» **TASK OBJECTIVE**:
Output each entry below as it stands, leaving out every picture.

[Begin]

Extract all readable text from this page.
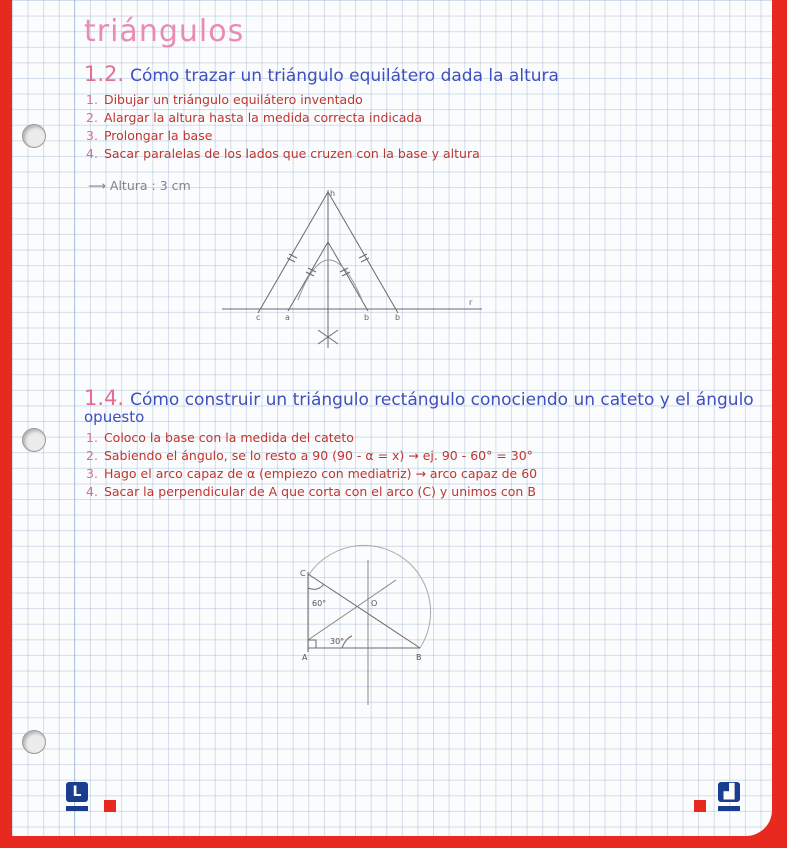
triángulos
1.2. Cómo trazar un triángulo equilátero dada la altura
1. Dibujar un triángulo equilátero inventado
2. Alargar la altura hasta la medida correcta indicada
3. Prolongar la base
4. Sacar paralelas de los lados que cruzen con la base y altura
⟶ Altura : 3 cm
1.4. Cómo construir un triángulo rectángulo conociendo un cateto y el ángulo
opuesto
1. Coloco la base con la medida del cateto
2. Sabiendo el ángulo, se lo resto a 90 (90 - α = x) → ej. 90 - 60° = 30°
3. Hago el arco capaz de α (empiezo con mediatriz) → arco capaz de 60
4. Sacar la perpendicular de A que corta con el arco (C) y unimos con B
h
c	b
a	b
r
C
A	B
O
60°
30°
L	▟
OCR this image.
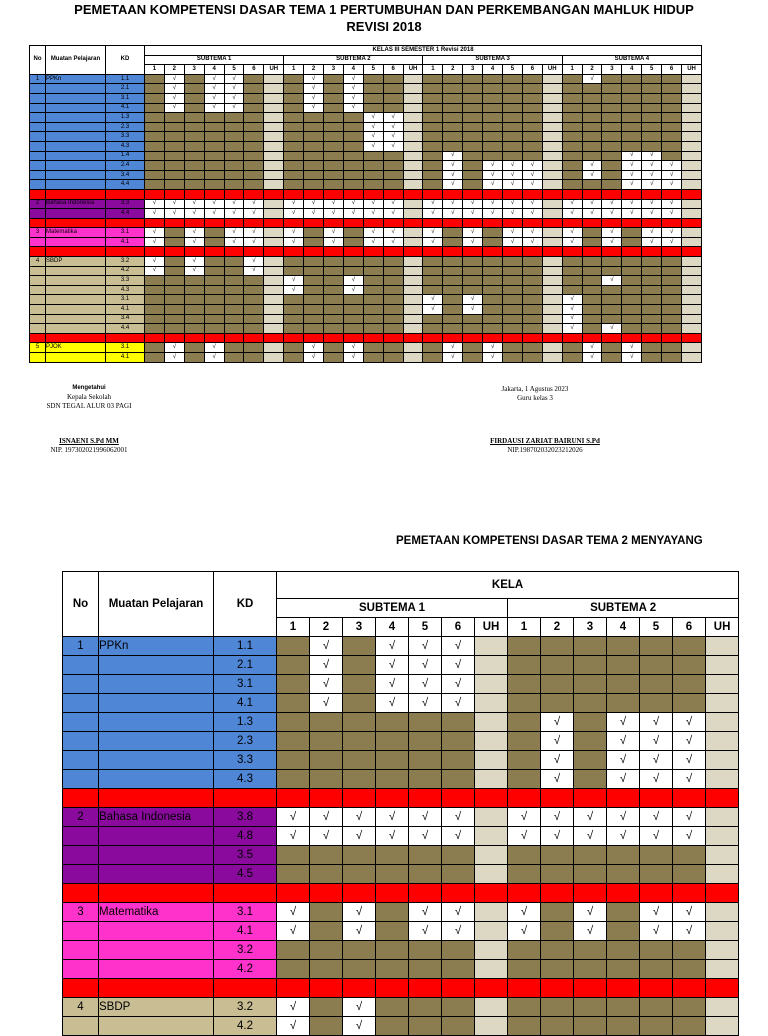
PEMETAAN KOMPETENSI DASAR TEMA 1 PERTUMBUHAN DAN PERKEMBANGAN MAHLUK HIDUP
REVISI 2018
No	Muatan Pelajaran	KD	KELAS III SEMESTER 1 Revisi 2018																											
			SUBTEMA 1							SUBTEMA 2							SUBTEMA 3							SUBTEMA 4						
			1	2	3	4	5	6	UH	1	2	3	4	5	6	UH	1	2	3	4	5	6	UH	1	2	3	4	5	6	UH
1	PPKn	1.1		√		√	√				√		√												√					
		2.1		√		√	√				√		√																	
		3.1		√		√	√				√		√																	
		4.1		√		√	√				√		√																	
		1.3												√	√															
		2.3												√	√															
		3.3												√	√															
		4.3												√	√															
		1.4																√									√	√		
		2.4																√		√	√	√			√		√	√	√	
		3.4																√		√	√	√			√		√	√	√	
		4.4																√		√	√	√					√	√	√	

2	Bahasa Indonesia	3.3	√	√	√	√	√	√		√	√	√	√	√	√		√	√	√	√	√	√		√	√	√	√	√	√	
		4.4	√	√	√	√	√	√		√	√	√	√	√	√		√	√	√	√	√	√		√	√	√	√	√	√	

3	Matematika	3.1	√		√		√	√		√		√		√	√		√		√		√	√		√		√		√	√	
		4.1	√		√		√	√		√		√		√	√		√		√		√	√		√		√		√	√	

4	SBDP	3.2	√		√			√																						
		4.2	√		√			√																						
		3.3								√			√													√				
		4.3								√			√																	
		3.1															√		√					√						
		4.1															√		√					√						
		3.4																						√						
		4.4																						√		√				

5	PJOK	3.1		√		√					√		√					√		√					√		√			
		4.1		√		√					√		√					√		√					√		√			
Mengetahui
Kepala Sekolah
SDN TEGAL ALUR 03 PAGI
ISNAENI S.Pd MM
NIP. 197302021996062001
Jakarta, 1 Agustus 2023
Guru kelas 3
FIRDAUSI ZARIAT BAIRUNI S.Pd
NIP.198702032023212026
PEMETAAN KOMPETENSI DASAR TEMA 2 MENYAYANG
No	Muatan Pelajaran	KD	KELA													
			SUBTEMA 1							SUBTEMA 2						
			1	2	3	4	5	6	UH	1	2	3	4	5	6	UH
1	PPKn	1.1		√		√	√	√								
		2.1		√		√	√	√								
		3.1		√		√	√	√								
		4.1		√		√	√	√								
		1.3									√		√	√	√	
		2.3									√		√	√	√	
		3.3									√		√	√	√	
		4.3									√		√	√	√	

2	Bahasa Indonesia	3.8	√	√	√	√	√	√		√	√	√	√	√	√	
		4.8	√	√	√	√	√	√		√	√	√	√	√	√	
		3.5														
		4.5														

3	Matematika	3.1	√		√		√	√		√		√		√	√	
		4.1	√		√		√	√		√		√		√	√	
		3.2														
		4.2														

4	SBDP	3.2	√		√											
		4.2	√		√											
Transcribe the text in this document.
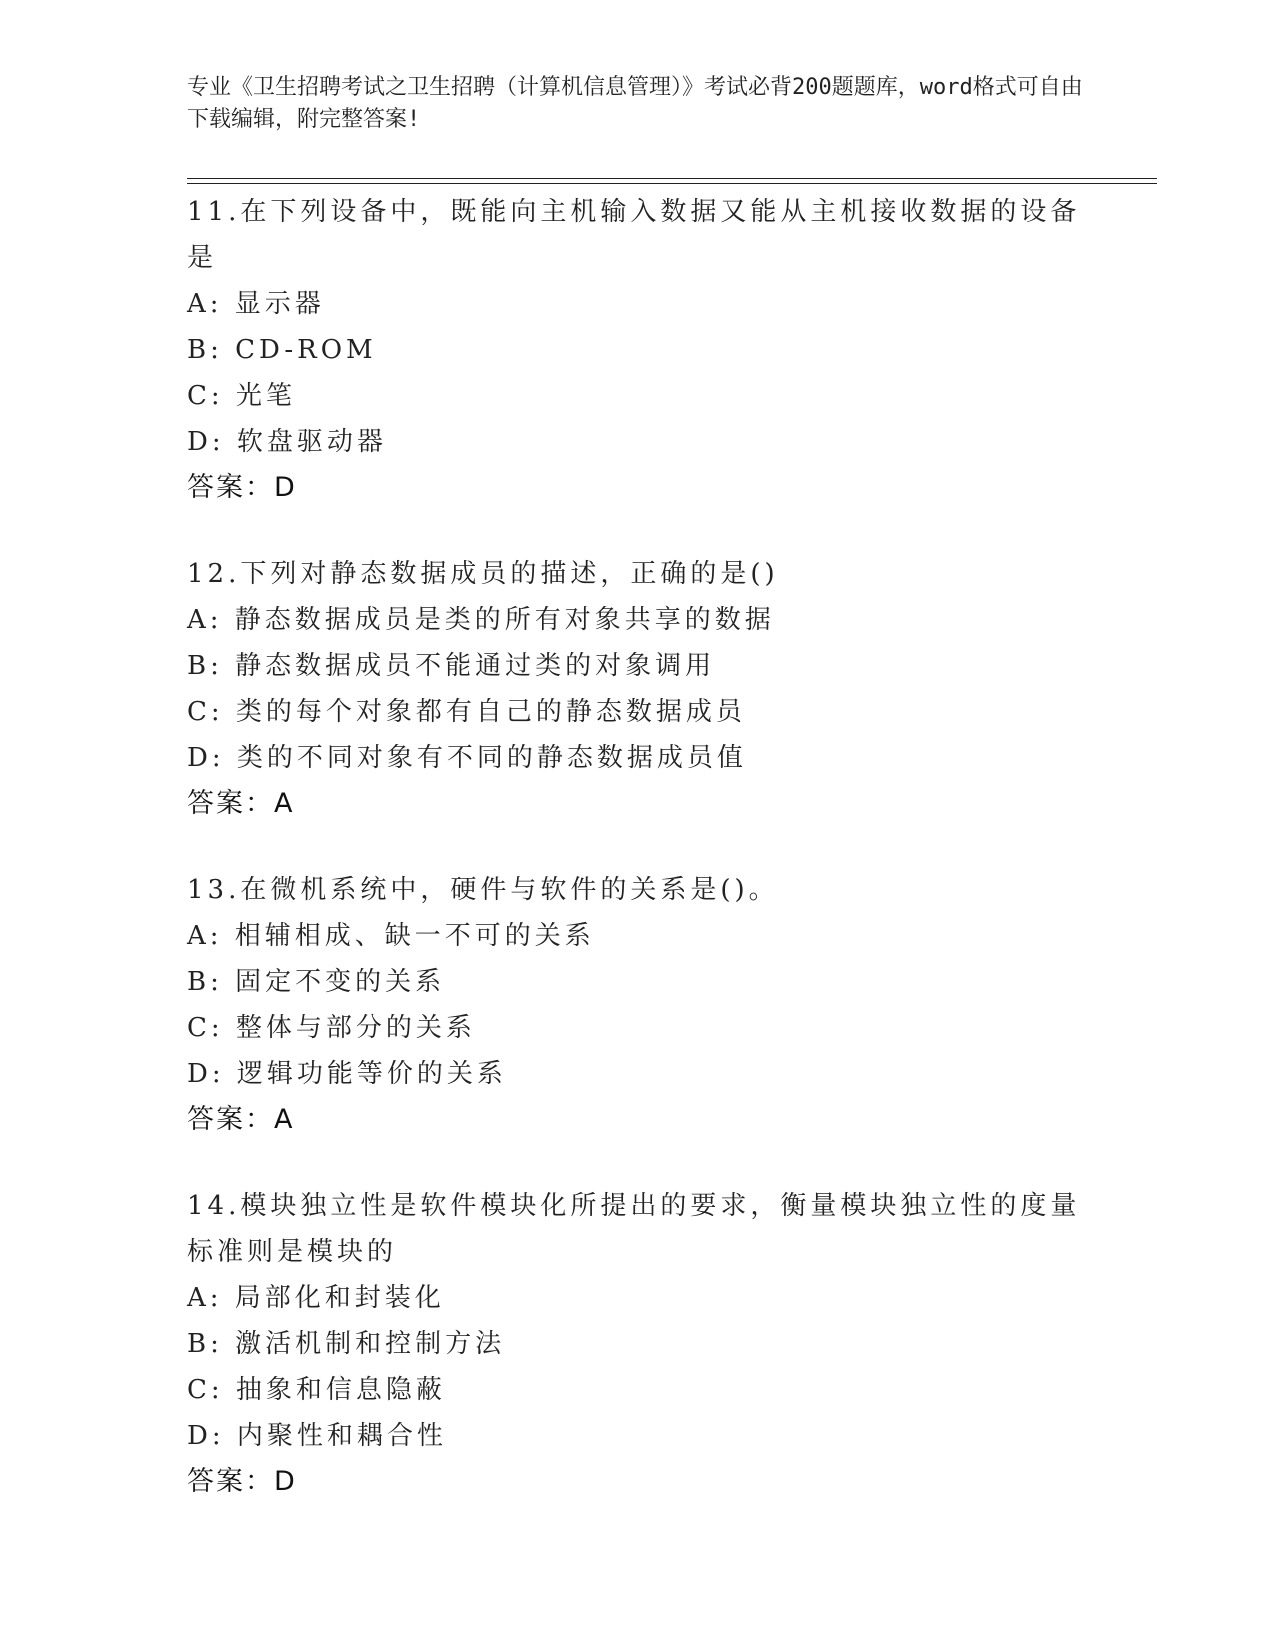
专业《卫生招聘考试之卫生招聘（计算机信息管理）》考试必背200题题库，word格式可自由下载编辑，附完整答案!
11.在下列设备中，既能向主机输入数据又能从主机接收数据的设备是
A: 显示器
B: CD-ROM
C: 光笔
D: 软盘驱动器
答案：D
12.下列对静态数据成员的描述，正确的是()
A: 静态数据成员是类的所有对象共享的数据
B: 静态数据成员不能通过类的对象调用
C: 类的每个对象都有自己的静态数据成员
D: 类的不同对象有不同的静态数据成员值
答案：A
13.在微机系统中，硬件与软件的关系是()。
A: 相辅相成、缺一不可的关系
B: 固定不变的关系
C: 整体与部分的关系
D: 逻辑功能等价的关系
答案：A
14.模块独立性是软件模块化所提出的要求，衡量模块独立性的度量标准则是模块的
A: 局部化和封装化
B: 激活机制和控制方法
C: 抽象和信息隐蔽
D: 内聚性和耦合性
答案：D
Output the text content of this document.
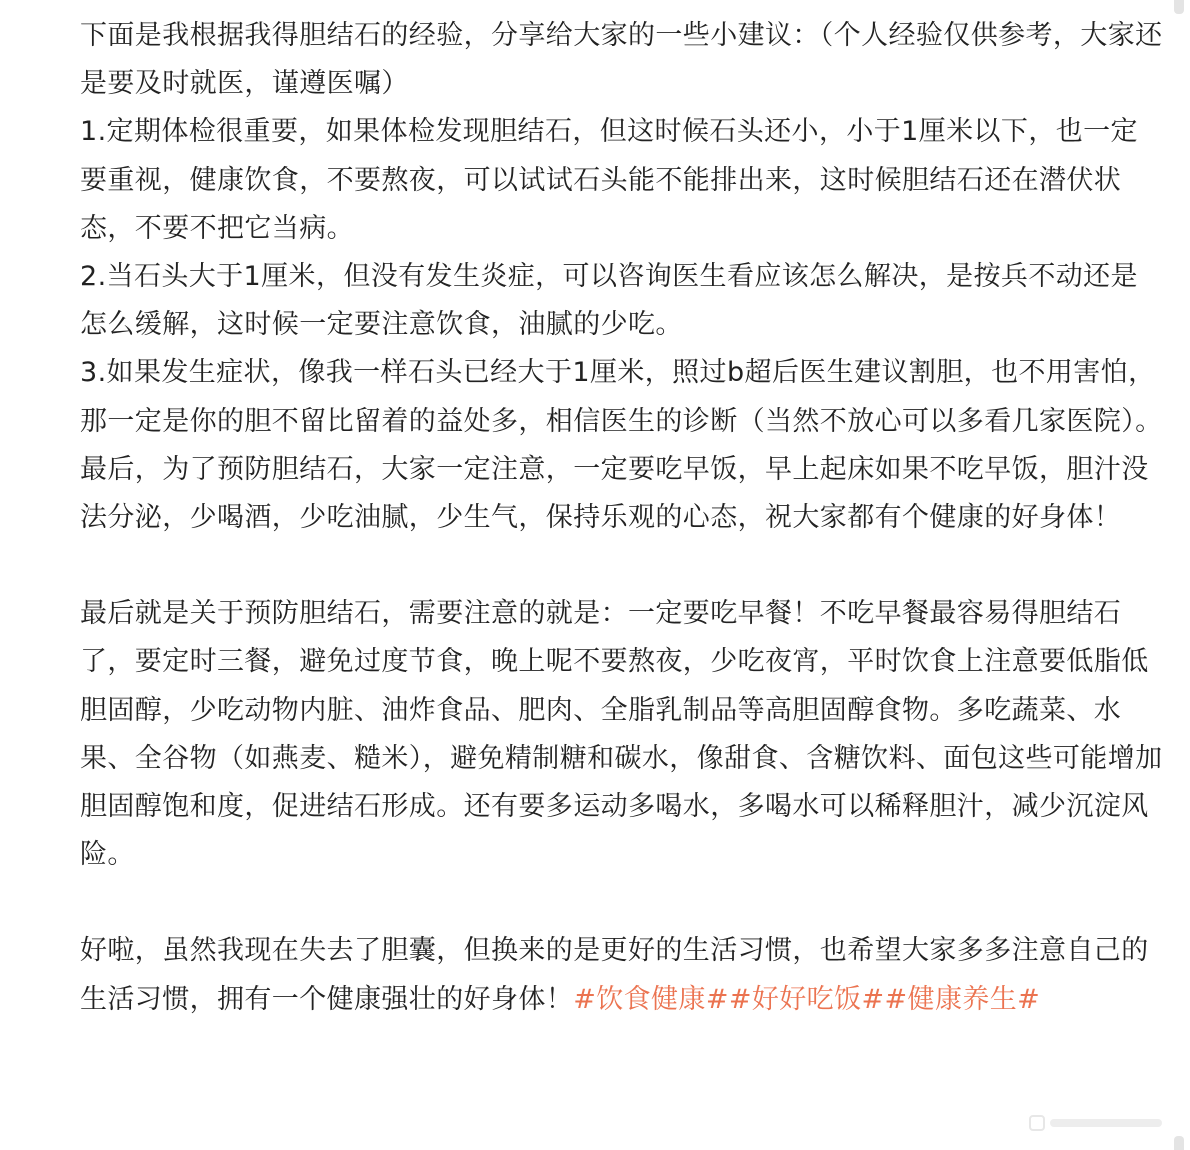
下面是我根据我得胆结石的经验，分享给大家的一些小建议：（个人经验仅供参考，大家还是要及时就医，谨遵医嘱）

1.定期体检很重要，如果体检发现胆结石，但这时候石头还小，小于1厘米以下，也一定要重视，健康饮食，不要熬夜，可以试试石头能不能排出来，这时候胆结石还在潜伏状态，不要不把它当病。

2.当石头大于1厘米，但没有发生炎症，可以咨询医生看应该怎么解决，是按兵不动还是怎么缓解，这时候一定要注意饮食，油腻的少吃。

3.如果发生症状，像我一样石头已经大于1厘米，照过b超后医生建议割胆，也不用害怕，那一定是你的胆不留比留着的益处多，相信医生的诊断（当然不放心可以多看几家医院）。

最后，为了预防胆结石，大家一定注意，一定要吃早饭，早上起床如果不吃早饭，胆汁没法分泌，少喝酒，少吃油腻，少生气，保持乐观的心态，祝大家都有个健康的好身体！

最后就是关于预防胆结石，需要注意的就是：一定要吃早餐！不吃早餐最容易得胆结石了，要定时三餐，避免过度节食，晚上呢不要熬夜，少吃夜宵，平时饮食上注意要低脂低胆固醇，少吃动物内脏、油炸食品、肥肉、全脂乳制品等高胆固醇食物。多吃蔬菜、水果、全谷物（如燕麦、糙米），避免精制糖和碳水，像甜食、含糖饮料、面包这些可能增加胆固醇饱和度，促进结石形成。还有要多运动多喝水，多喝水可以稀释胆汁，减少沉淀风险。

好啦，虽然我现在失去了胆囊，但换来的是更好的生活习惯，也希望大家多多注意自己的生活习惯，拥有一个健康强壮的好身体！#饮食健康##好好吃饭##健康养生#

[End]

» **SOLUTION**:
Extract all readable text from this page.
triángulos
1.2. Cómo trazar un triángulo equilátero dada la altura
1. Dibujar un triángulo equilátero inventado
2. Alargar la altura hasta la medida correcta indicada
3. Prolongar la base
4. Sacar paralelas de los lados que cruzen con la base y altura
⟶ Altura : 3 cm
1.4. Cómo construir un triángulo rectángulo conociendo un cateto y el ángulo
opuesto
1. Coloco la base con la medida del cateto
2. Sabiendo el ángulo, se lo resto a 90 (90 - α = x) → ej. 90 - 60° = 30°
3. Hago el arco capaz de α (empiezo con mediatriz) → arco capaz de 60
4. Sacar la perpendicular de A que corta con el arco (C) y unimos con B
h
c	b
a	b
r
C
A	B
O
60°
30°
L	▟
OCR this image.
PEMETAAN KOMPETENSI DASAR TEMA 1 PERTUMBUHAN DAN PERKEMBANGAN MAHLUK HIDUP
REVISI 2018
No	Muatan Pelajaran	KD	KELAS III SEMESTER 1 Revisi 2018																											
			SUBTEMA 1							SUBTEMA 2							SUBTEMA 3							SUBTEMA 4						
			1	2	3	4	5	6	UH	1	2	3	4	5	6	UH	1	2	3	4	5	6	UH	1	2	3	4	5	6	UH
1	PPKn	1.1		√		√	√				√		√												√					
		2.1		√		√	√				√		√																	
		3.1		√		√	√				√		√																	
		4.1		√		√	√				√		√																	
		1.3												√	√															
		2.3												√	√															
		3.3												√	√															
		4.3												√	√															
		1.4																√									√	√		
		2.4																√		√	√	√			√		√	√	√	
		3.4																√		√	√	√			√		√	√	√	
		4.4																√		√	√	√					√	√	√	

2	Bahasa Indonesia	3.3	√	√	√	√	√	√		√	√	√	√	√	√		√	√	√	√	√	√		√	√	√	√	√	√	
		4.4	√	√	√	√	√	√		√	√	√	√	√	√		√	√	√	√	√	√		√	√	√	√	√	√	

3	Matematika	3.1	√		√		√	√		√		√		√	√		√		√		√	√		√		√		√	√	
		4.1	√		√		√	√		√		√		√	√		√		√		√	√		√		√		√	√	

4	SBDP	3.2	√		√			√																						
		4.2	√		√			√																						
		3.3								√			√													√				
		4.3								√			√																	
		3.1															√		√					√						
		4.1															√		√					√						
		3.4																						√						
		4.4																						√		√				

5	PJOK	3.1		√		√					√		√					√		√					√		√			
		4.1		√		√					√		√					√		√					√		√			
Mengetahui
Kepala Sekolah
SDN TEGAL ALUR 03 PAGI
ISNAENI S.Pd MM
NIP. 197302021996062001
Jakarta, 1 Agustus 2023
Guru kelas 3
FIRDAUSI ZARIAT BAIRUNI S.Pd
NIP.198702032023212026
PEMETAAN KOMPETENSI DASAR TEMA 2 MENYAYANG
No	Muatan Pelajaran	KD	KELA													
			SUBTEMA 1							SUBTEMA 2						
			1	2	3	4	5	6	UH	1	2	3	4	5	6	UH
1	PPKn	1.1		√		√	√	√								
		2.1		√		√	√	√								
		3.1		√		√	√	√								
		4.1		√		√	√	√								
		1.3									√		√	√	√	
		2.3									√		√	√	√	
		3.3									√		√	√	√	
		4.3									√		√	√	√	

2	Bahasa Indonesia	3.8	√	√	√	√	√	√		√	√	√	√	√	√	
		4.8	√	√	√	√	√	√		√	√	√	√	√	√	
		3.5														
		4.5														

3	Matematika	3.1	√		√		√	√		√		√		√	√	
		4.1	√		√		√	√		√		√		√	√	
		3.2														
		4.2														

4	SBDP	3.2	√		√											
		4.2	√		√											
Transcribe the text in this document.
专业《卫生招聘考试之卫生招聘（计算机信息管理）》考试必背200题题库，word格式可自由下载编辑，附完整答案!
11.在下列设备中，既能向主机输入数据又能从主机接收数据的设备是
A: 显示器
B: CD-ROM
C: 光笔
D: 软盘驱动器
答案：D
12.下列对静态数据成员的描述，正确的是()
A: 静态数据成员是类的所有对象共享的数据
B: 静态数据成员不能通过类的对象调用
C: 类的每个对象都有自己的静态数据成员
D: 类的不同对象有不同的静态数据成员值
答案：A
13.在微机系统中，硬件与软件的关系是()。
A: 相辅相成、缺一不可的关系
B: 固定不变的关系
C: 整体与部分的关系
D: 逻辑功能等价的关系
答案：A
14.模块独立性是软件模块化所提出的要求，衡量模块独立性的度量标准则是模块的
A: 局部化和封装化
B: 激活机制和控制方法
C: 抽象和信息隐蔽
D: 内聚性和耦合性
答案：D
Output the text content of this document.
下面是我根据我得胆结石的经验，分享给大家的一些小建议：（个人经验仅供参考，大家还是要及时就医，谨遵医嘱）

1.定期体检很重要，如果体检发现胆结石，但这时候石头还小，小于1厘米以下，也一定要重视，健康饮食，不要熬夜，可以试试石头能不能排出来，这时候胆结石还在潜伏状态，不要不把它当病。

2.当石头大于1厘米，但没有发生炎症，可以咨询医生看应该怎么解决，是按兵不动还是怎么缓解，这时候一定要注意饮食，油腻的少吃。

3.如果发生症状，像我一样石头已经大于1厘米，照过b超后医生建议割胆，也不用害怕，那一定是你的胆不留比留着的益处多，相信医生的诊断（当然不放心可以多看几家医院）。

最后，为了预防胆结石，大家一定注意，一定要吃早饭，早上起床如果不吃早饭，胆汁没法分泌，少喝酒，少吃油腻，少生气，保持乐观的心态，祝大家都有个健康的好身体！

最后就是关于预防胆结石，需要注意的就是：一定要吃早餐！不吃早餐最容易得胆结石了，要定时三餐，避免过度节食，晚上呢不要熬夜，少吃夜宵，平时饮食上注意要低脂低胆固醇，少吃动物内脏、油炸食品、肥肉、全脂乳制品等高胆固醇食物。多吃蔬菜、水果、全谷物（如燕麦、糙米），避免精制糖和碳水，像甜食、含糖饮料、面包这些可能增加胆固醇饱和度，促进结石形成。还有要多运动多喝水，多喝水可以稀释胆汁，减少沉淀风险。

好啦，虽然我现在失去了胆囊，但换来的是更好的生活习惯，也希望大家多多注意自己的生活习惯，拥有一个健康强壮的好身体！#饮食健康##好好吃饭##健康养生#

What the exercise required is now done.